**INSTRUCTIONS TO FOLLOW**
Look through the data below. Collect every line where the word "area" occurs.
┄┄┄┄┄┄┄┄┄┄┄┄┄┄┄┄┄┄┄┄
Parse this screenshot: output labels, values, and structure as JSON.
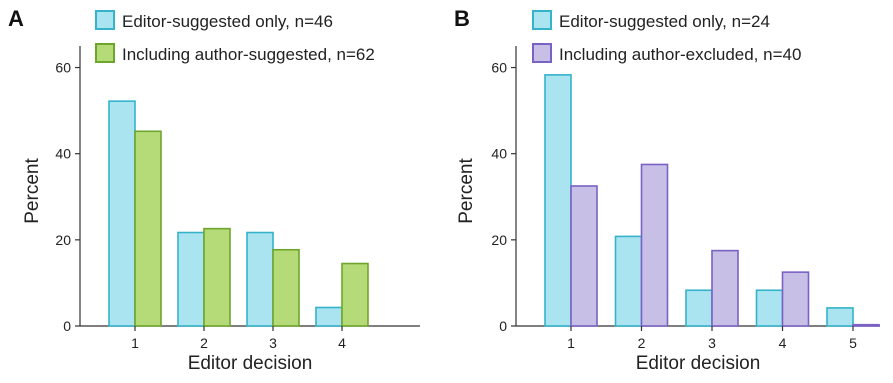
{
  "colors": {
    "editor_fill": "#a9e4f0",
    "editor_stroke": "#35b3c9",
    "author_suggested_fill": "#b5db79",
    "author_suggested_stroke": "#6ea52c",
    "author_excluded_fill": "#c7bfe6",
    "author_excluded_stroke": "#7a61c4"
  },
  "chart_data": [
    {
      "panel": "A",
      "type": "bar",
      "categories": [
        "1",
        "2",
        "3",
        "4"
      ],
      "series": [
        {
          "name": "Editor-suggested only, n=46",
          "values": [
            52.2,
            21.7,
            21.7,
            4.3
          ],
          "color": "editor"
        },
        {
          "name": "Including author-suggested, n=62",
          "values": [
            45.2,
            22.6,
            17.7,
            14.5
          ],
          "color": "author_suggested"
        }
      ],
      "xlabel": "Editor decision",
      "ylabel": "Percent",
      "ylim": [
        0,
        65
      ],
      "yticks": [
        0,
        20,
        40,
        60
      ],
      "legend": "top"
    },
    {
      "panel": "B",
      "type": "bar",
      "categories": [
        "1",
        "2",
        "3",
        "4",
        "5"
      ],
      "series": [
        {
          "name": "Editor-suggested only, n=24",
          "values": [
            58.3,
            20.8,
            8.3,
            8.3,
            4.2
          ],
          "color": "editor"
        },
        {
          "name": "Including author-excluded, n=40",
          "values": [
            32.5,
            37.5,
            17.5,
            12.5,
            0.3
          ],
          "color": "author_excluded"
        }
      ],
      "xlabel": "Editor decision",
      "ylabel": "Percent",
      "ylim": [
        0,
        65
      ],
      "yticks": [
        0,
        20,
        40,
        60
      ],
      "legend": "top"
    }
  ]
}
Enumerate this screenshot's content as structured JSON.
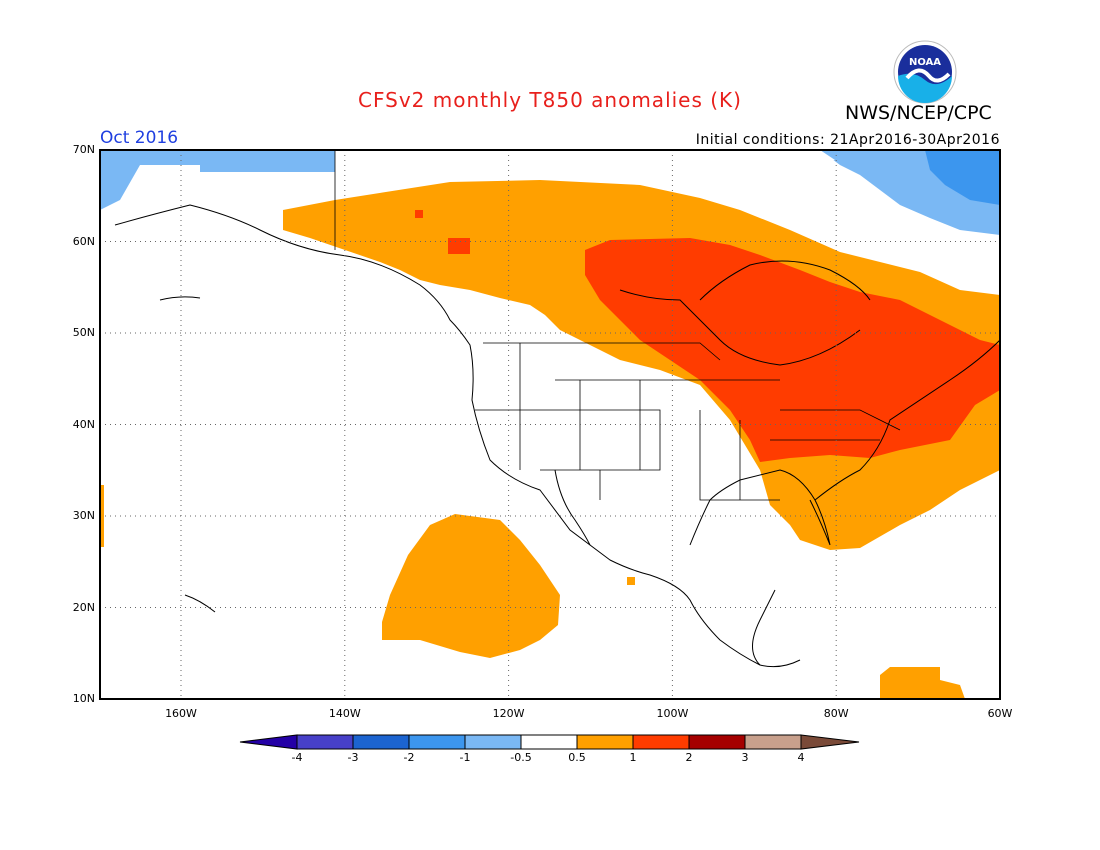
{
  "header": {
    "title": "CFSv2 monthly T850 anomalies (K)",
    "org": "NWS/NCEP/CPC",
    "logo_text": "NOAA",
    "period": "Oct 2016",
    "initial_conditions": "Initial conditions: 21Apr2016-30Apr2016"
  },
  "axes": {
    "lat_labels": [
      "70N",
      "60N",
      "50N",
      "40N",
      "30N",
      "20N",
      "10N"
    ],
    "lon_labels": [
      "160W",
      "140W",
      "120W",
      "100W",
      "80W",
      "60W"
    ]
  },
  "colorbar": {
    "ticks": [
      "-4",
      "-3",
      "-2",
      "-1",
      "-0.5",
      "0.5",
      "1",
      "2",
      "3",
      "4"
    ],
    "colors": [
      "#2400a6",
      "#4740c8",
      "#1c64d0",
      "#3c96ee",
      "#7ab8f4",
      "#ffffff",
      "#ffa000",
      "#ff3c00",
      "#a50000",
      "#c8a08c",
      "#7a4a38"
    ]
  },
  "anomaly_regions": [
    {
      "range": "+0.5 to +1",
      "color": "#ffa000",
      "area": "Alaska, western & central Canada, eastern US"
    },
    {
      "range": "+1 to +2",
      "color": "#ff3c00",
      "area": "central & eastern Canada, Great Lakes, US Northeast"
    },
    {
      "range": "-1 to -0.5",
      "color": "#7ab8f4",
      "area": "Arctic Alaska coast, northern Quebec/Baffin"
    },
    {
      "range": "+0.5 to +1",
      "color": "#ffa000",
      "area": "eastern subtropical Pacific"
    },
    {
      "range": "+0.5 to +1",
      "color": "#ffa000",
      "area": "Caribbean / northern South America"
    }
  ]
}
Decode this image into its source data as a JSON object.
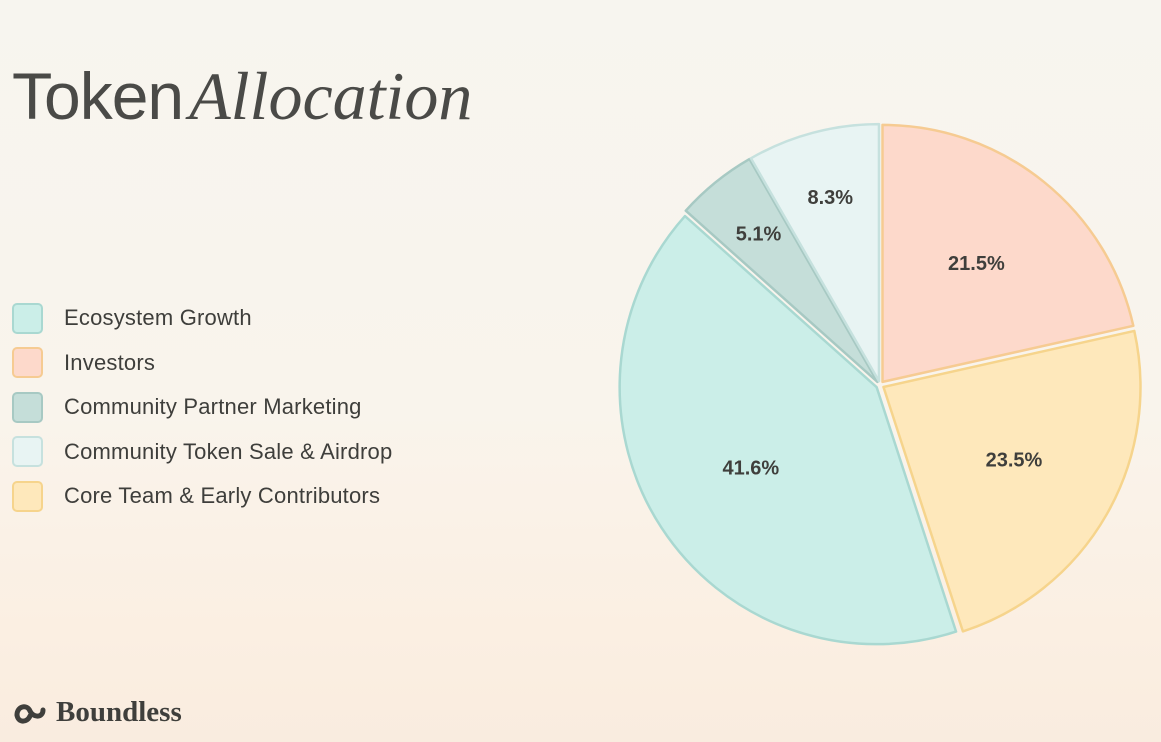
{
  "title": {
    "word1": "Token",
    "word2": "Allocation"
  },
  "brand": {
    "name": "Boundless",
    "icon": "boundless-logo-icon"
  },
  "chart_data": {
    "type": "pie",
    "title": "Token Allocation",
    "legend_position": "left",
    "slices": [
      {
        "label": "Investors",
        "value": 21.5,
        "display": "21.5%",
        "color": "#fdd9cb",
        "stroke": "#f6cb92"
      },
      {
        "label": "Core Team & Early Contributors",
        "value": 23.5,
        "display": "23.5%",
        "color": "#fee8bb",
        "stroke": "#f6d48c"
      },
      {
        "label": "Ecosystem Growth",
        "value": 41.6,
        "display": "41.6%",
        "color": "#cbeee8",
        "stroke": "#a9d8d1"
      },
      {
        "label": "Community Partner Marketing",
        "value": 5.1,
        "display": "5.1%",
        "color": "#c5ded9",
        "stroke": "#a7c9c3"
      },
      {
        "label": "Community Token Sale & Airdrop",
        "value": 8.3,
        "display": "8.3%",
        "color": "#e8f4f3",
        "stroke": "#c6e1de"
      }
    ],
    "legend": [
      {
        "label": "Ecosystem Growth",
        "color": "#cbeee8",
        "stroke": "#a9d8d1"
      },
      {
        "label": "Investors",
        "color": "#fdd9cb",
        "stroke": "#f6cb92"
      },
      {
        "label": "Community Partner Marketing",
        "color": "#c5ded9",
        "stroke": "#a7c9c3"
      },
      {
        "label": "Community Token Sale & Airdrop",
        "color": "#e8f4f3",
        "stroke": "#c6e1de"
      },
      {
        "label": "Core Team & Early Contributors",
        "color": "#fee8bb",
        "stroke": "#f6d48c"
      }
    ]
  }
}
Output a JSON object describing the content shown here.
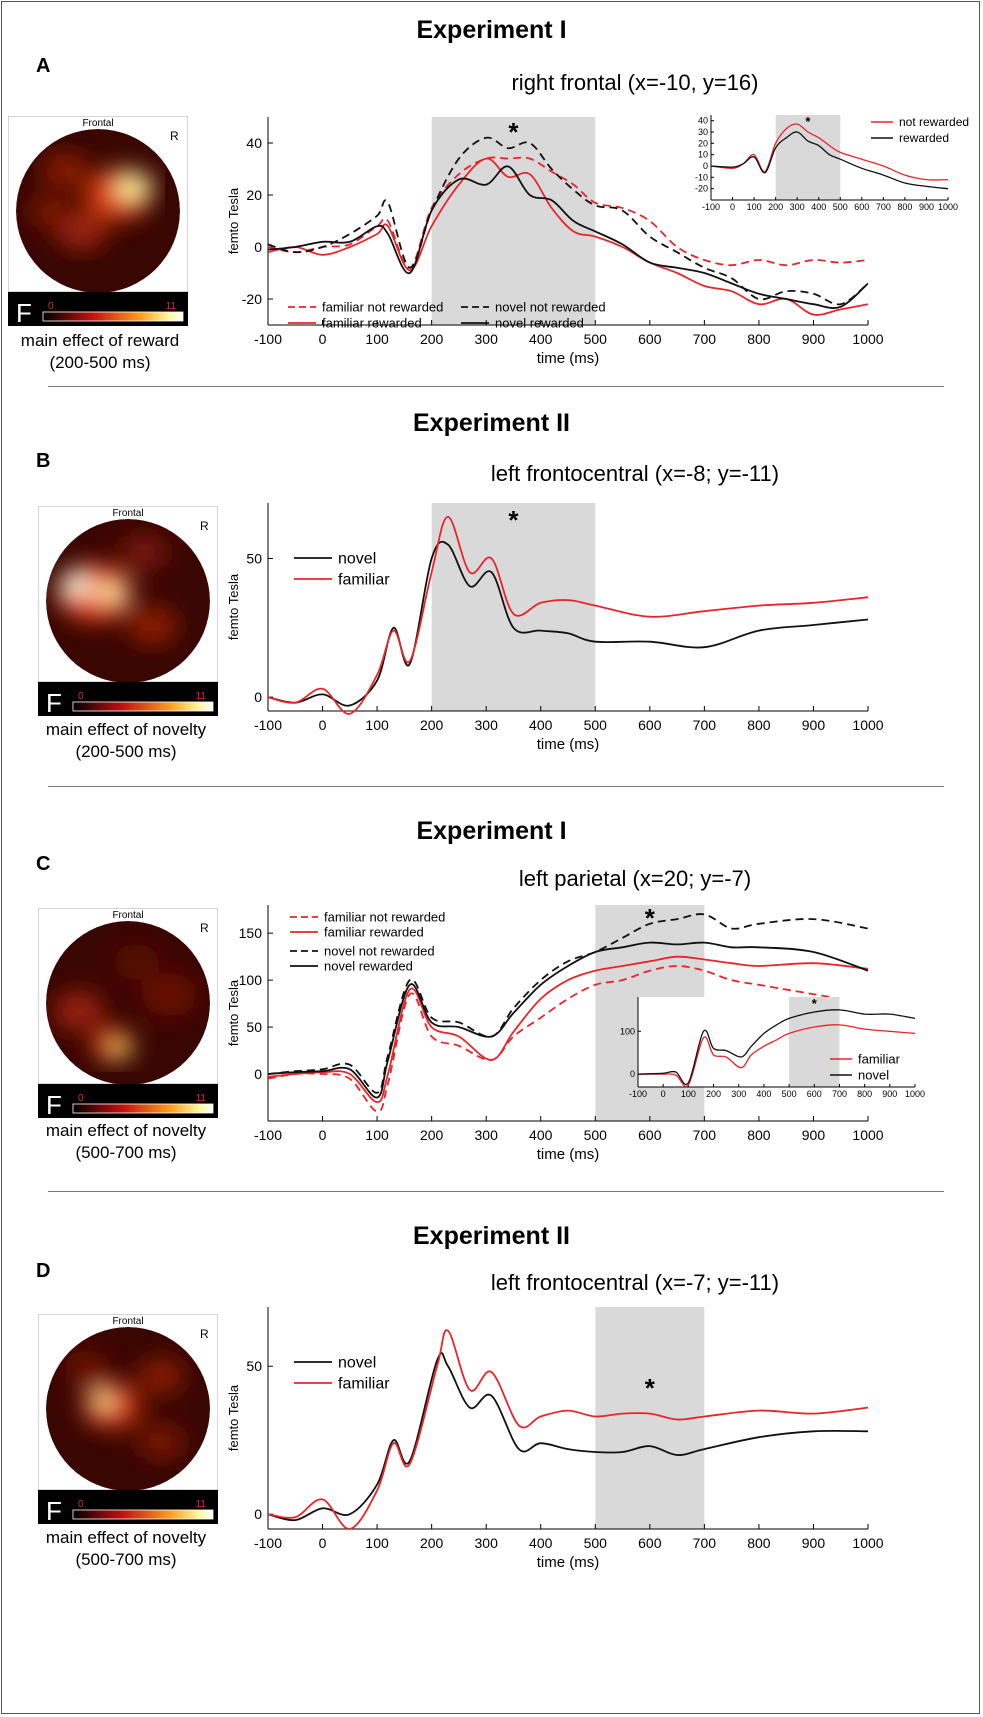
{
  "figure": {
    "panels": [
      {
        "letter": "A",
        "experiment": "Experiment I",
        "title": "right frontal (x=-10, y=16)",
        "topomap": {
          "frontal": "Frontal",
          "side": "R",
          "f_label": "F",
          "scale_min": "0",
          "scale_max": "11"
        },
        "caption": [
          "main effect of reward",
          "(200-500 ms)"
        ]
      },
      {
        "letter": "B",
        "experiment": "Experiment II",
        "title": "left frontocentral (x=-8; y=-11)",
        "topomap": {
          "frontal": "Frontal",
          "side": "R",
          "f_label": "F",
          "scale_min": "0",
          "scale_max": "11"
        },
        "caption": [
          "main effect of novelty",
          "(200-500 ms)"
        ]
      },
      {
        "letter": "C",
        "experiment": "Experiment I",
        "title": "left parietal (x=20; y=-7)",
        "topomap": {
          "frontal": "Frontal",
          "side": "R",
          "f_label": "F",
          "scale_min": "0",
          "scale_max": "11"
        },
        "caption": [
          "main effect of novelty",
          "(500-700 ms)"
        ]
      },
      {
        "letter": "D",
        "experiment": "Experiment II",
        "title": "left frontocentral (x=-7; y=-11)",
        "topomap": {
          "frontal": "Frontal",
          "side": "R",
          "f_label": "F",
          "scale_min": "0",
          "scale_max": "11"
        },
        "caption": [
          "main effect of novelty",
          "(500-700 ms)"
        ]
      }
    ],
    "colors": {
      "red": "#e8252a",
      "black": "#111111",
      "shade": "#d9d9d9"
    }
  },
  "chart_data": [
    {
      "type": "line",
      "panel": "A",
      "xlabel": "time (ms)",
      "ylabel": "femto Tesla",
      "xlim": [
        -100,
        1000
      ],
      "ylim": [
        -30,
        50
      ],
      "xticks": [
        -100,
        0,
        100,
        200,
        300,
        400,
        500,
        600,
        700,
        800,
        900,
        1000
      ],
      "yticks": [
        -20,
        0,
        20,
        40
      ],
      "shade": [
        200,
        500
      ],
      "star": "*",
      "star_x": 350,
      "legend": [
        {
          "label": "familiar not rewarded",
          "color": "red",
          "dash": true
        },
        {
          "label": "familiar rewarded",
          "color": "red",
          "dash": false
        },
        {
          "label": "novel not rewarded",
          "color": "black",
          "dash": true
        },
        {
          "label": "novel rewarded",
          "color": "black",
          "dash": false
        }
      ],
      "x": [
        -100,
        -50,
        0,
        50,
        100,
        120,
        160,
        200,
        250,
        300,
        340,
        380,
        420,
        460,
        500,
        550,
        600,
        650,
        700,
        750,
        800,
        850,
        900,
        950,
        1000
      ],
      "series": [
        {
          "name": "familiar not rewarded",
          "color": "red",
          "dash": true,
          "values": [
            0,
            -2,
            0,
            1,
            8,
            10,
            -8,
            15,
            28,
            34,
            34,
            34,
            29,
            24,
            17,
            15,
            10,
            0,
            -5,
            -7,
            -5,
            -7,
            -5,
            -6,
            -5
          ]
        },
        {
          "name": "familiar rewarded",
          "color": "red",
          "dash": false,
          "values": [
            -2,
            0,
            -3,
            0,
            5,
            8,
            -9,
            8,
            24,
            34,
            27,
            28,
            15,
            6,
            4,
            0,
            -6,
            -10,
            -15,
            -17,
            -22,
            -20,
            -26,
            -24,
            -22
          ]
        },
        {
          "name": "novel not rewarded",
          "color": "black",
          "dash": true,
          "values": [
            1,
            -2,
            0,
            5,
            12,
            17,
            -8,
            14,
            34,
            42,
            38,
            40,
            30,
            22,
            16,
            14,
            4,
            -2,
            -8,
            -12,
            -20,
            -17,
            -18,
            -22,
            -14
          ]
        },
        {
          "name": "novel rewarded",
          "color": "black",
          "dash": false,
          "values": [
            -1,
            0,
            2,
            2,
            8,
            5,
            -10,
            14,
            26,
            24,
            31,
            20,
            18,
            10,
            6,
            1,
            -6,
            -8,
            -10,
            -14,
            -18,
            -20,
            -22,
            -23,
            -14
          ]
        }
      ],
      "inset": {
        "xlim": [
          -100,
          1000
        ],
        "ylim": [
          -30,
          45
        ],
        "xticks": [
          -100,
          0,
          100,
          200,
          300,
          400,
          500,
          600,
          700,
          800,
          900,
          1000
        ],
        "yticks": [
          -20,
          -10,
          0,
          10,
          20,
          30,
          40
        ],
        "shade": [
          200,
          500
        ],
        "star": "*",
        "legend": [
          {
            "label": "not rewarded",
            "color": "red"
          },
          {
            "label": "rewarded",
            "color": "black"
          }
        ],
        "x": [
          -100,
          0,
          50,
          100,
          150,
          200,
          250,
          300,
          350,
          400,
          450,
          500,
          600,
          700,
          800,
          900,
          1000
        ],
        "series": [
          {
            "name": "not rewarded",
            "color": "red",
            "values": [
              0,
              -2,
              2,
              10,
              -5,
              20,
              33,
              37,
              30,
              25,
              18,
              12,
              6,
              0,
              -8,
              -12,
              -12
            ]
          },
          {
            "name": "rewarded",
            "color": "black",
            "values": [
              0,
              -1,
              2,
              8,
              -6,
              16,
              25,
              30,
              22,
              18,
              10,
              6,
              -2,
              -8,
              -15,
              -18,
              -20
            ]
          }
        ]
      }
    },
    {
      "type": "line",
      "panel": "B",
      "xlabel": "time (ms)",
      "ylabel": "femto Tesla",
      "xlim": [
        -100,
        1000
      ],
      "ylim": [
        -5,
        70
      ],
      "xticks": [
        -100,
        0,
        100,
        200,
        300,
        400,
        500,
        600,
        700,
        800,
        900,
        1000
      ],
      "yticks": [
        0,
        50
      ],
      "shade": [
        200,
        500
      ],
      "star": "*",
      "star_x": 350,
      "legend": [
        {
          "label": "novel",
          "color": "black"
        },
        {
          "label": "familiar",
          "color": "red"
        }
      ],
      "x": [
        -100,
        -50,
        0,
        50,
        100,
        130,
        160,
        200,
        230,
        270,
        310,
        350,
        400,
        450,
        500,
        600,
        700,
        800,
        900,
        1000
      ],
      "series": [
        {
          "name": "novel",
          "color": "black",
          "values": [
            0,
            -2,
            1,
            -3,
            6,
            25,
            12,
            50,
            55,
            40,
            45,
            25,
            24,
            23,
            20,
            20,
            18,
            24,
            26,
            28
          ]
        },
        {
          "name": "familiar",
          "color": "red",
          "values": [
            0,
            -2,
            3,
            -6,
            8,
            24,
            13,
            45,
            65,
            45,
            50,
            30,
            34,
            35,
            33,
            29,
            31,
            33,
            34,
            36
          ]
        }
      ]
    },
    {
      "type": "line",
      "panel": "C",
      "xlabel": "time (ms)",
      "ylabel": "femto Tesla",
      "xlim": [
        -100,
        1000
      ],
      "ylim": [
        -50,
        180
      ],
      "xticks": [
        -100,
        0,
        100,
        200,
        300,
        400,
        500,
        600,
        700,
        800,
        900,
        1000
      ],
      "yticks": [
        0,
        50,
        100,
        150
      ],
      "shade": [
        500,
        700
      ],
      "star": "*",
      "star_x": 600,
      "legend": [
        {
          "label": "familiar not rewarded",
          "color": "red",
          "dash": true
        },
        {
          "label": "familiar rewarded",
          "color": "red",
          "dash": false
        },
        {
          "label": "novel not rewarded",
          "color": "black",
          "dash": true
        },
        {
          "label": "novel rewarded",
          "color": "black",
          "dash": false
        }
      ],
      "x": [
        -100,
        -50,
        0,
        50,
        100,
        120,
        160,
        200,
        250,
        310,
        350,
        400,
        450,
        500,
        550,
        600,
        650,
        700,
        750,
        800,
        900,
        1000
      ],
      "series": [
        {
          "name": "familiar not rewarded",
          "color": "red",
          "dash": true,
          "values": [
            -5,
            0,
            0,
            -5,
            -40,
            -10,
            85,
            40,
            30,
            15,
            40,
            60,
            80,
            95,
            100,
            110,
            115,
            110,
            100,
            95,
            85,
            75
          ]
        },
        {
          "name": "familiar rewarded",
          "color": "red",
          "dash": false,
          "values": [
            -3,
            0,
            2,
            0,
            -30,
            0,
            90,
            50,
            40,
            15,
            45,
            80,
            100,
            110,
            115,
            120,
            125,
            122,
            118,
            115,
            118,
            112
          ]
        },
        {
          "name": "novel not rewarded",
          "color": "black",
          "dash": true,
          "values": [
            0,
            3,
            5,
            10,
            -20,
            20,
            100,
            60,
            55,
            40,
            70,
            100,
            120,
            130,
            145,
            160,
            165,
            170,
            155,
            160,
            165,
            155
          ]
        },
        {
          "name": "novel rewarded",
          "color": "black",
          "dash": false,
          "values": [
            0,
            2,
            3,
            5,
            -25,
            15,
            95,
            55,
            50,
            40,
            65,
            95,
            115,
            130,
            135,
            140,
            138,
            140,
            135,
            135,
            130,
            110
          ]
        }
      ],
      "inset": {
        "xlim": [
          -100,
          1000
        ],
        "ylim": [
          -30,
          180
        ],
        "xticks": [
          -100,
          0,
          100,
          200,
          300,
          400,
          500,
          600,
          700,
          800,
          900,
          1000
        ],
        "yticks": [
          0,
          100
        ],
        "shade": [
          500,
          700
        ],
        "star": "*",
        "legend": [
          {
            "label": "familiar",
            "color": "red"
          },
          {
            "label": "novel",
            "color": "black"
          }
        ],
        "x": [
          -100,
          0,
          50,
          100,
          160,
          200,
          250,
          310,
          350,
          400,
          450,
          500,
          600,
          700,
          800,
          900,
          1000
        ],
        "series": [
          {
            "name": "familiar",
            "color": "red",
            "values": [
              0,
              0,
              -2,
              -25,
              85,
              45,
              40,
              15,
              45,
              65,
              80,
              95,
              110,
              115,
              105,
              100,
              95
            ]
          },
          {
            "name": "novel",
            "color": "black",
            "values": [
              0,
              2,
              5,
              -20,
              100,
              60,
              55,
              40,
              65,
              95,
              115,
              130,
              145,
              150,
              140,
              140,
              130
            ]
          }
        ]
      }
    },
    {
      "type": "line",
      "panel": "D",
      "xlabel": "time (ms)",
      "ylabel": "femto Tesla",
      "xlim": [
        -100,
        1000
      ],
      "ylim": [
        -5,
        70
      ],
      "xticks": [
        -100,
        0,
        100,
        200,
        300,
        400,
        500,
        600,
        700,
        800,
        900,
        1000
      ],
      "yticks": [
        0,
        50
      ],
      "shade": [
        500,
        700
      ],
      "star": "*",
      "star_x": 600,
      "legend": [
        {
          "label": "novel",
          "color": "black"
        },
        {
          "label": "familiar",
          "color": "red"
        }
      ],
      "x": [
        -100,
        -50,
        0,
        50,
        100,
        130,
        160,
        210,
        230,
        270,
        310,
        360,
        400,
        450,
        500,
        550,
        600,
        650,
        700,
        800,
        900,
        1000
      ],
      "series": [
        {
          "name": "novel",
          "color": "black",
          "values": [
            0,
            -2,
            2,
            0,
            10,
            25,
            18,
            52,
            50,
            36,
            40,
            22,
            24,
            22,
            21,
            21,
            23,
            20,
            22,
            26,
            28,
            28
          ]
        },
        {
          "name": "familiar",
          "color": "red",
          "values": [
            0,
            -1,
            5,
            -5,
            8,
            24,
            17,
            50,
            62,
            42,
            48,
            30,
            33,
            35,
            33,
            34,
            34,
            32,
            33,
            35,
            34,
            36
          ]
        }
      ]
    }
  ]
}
┄┄┄┄┄┄┄┄┄┄┄┄┄┄┄┄┄┄┄┄
**FINISHED EXERCISE**
      "area": "Alaska, western & central Canada, eastern US"
      "area": "central & eastern Canada, Great Lakes, US Northeast"
      "area": "Arctic Alaska coast, northern Quebec/Baffin"
      "area": "eastern subtropical Pacific"
      "area": "Caribbean / northern South America"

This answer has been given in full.